───── Input records ─────
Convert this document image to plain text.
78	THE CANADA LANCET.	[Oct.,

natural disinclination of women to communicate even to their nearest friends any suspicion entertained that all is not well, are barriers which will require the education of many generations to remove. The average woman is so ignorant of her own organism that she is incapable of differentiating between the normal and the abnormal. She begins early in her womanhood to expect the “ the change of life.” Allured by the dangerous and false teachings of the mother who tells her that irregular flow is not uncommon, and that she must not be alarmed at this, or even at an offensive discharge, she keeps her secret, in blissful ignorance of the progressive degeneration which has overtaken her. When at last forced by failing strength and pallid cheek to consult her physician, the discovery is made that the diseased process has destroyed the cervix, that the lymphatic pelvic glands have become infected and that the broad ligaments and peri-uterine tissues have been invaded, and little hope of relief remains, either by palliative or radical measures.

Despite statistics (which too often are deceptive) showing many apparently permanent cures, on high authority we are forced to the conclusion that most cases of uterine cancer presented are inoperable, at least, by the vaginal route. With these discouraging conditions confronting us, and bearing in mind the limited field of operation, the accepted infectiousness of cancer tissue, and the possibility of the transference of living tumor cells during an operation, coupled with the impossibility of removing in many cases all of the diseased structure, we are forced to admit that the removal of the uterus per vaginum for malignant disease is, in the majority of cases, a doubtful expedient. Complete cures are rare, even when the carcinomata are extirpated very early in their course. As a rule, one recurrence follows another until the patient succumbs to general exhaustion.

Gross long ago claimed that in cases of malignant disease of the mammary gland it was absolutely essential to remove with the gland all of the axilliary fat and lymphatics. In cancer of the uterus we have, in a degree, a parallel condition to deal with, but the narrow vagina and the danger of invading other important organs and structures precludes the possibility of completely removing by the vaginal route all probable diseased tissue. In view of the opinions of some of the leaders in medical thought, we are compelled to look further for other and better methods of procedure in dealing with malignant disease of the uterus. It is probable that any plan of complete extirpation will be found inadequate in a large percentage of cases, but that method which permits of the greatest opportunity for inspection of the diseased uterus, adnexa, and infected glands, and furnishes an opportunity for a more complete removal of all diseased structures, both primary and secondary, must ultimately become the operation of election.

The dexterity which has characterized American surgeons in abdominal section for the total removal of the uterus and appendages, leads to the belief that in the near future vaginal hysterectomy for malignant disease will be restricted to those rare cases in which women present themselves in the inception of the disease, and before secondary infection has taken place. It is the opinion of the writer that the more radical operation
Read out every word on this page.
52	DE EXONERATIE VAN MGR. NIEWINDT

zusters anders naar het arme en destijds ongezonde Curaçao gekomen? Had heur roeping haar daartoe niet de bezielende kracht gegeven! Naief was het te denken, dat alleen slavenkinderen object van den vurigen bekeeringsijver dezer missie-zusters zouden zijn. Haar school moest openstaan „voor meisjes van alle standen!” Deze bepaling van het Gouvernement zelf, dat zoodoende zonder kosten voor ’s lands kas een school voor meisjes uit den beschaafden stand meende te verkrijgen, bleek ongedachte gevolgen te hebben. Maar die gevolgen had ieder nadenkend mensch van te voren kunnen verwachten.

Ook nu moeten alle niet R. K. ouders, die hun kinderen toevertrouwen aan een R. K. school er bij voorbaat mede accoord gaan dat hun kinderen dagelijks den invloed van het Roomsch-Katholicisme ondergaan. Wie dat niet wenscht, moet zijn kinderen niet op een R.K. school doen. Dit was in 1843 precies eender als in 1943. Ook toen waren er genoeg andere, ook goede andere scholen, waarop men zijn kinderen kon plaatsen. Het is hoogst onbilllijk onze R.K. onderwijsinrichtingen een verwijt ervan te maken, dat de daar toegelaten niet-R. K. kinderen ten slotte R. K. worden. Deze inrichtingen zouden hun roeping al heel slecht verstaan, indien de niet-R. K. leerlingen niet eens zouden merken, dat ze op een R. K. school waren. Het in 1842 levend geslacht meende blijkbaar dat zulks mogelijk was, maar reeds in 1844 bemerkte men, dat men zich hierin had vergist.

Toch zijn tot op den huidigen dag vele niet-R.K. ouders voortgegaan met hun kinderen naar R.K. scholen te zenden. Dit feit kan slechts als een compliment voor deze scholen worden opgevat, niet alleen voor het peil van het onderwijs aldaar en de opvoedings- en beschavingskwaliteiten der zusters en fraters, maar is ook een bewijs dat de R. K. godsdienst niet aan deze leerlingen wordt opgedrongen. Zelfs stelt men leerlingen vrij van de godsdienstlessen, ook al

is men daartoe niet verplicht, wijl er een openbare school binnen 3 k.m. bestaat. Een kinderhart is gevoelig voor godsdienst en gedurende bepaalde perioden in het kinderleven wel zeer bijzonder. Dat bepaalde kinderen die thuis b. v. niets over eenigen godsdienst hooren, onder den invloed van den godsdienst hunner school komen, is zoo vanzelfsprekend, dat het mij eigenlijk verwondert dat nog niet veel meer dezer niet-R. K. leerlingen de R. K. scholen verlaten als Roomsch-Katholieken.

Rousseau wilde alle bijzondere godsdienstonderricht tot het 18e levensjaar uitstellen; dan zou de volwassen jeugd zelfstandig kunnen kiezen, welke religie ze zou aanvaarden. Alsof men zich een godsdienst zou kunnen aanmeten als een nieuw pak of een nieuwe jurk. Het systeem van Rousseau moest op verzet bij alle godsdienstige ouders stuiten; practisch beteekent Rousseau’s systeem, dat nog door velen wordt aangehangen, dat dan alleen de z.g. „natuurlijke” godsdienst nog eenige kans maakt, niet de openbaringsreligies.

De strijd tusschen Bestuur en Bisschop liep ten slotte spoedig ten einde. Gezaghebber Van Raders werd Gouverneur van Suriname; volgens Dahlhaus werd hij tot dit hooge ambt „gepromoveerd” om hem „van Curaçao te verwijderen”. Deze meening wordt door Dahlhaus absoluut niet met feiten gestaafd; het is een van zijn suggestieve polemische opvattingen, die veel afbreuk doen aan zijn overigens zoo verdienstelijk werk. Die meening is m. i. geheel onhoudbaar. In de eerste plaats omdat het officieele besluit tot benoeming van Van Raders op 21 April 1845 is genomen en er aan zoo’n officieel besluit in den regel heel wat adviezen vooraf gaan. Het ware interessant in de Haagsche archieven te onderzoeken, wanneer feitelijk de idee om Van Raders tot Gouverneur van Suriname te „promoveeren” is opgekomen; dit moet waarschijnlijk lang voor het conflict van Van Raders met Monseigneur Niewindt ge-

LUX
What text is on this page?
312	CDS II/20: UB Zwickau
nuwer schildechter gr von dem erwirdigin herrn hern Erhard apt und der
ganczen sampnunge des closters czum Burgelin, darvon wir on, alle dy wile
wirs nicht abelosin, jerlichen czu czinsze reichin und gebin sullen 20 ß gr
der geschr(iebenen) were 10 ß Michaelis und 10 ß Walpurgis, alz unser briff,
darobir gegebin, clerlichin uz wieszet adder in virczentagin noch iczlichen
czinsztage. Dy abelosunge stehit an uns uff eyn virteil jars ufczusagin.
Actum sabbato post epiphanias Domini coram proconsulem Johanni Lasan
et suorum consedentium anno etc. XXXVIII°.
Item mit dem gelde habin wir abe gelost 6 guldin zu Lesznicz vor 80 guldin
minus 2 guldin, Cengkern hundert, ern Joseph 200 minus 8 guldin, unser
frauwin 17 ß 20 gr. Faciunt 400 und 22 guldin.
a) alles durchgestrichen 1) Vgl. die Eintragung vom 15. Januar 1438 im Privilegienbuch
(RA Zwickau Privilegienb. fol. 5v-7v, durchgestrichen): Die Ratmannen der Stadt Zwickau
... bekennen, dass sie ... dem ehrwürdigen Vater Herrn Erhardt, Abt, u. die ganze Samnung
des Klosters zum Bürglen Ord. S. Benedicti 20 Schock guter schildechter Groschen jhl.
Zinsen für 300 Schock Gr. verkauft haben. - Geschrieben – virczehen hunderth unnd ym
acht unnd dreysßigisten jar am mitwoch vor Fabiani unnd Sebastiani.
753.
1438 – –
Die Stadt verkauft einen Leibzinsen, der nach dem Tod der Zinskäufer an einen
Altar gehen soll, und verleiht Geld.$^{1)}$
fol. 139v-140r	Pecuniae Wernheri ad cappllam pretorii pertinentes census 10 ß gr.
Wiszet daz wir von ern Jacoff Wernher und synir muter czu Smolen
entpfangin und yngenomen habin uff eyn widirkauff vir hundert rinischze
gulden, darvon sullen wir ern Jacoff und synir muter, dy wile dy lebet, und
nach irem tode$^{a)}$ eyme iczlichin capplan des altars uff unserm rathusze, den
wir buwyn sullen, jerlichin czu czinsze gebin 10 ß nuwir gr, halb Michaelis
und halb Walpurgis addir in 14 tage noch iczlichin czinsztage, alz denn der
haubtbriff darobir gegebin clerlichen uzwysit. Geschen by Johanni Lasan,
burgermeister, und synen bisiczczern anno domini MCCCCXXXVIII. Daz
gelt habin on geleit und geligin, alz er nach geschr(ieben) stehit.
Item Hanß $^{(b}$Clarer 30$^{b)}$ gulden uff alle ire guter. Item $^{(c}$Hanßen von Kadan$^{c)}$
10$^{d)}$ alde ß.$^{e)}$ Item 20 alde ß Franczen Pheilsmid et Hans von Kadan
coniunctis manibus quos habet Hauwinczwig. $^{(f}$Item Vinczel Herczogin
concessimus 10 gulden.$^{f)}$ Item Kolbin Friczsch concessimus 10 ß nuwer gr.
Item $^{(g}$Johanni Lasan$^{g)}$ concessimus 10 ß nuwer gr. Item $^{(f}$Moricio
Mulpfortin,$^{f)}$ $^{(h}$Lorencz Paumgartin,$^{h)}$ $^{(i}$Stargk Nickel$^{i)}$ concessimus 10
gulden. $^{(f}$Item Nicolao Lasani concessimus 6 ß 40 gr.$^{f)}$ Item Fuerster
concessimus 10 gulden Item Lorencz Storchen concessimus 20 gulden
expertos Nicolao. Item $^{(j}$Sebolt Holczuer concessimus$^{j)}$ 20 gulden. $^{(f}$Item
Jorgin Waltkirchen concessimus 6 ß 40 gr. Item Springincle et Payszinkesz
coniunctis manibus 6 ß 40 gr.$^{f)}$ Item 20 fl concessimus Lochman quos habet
─────
#### Activity:
Report every line from the listing above where the string "Stadt" can be found.

#### Result of the task:
(RA Zwickau Privilegienb. fol. 5v-7v, durchgestrichen): Die Ratmannen der Stadt Zwickau
Die Stadt verkauft einen Leibzinsen, der nach dem Tod der Zinskäufer an einen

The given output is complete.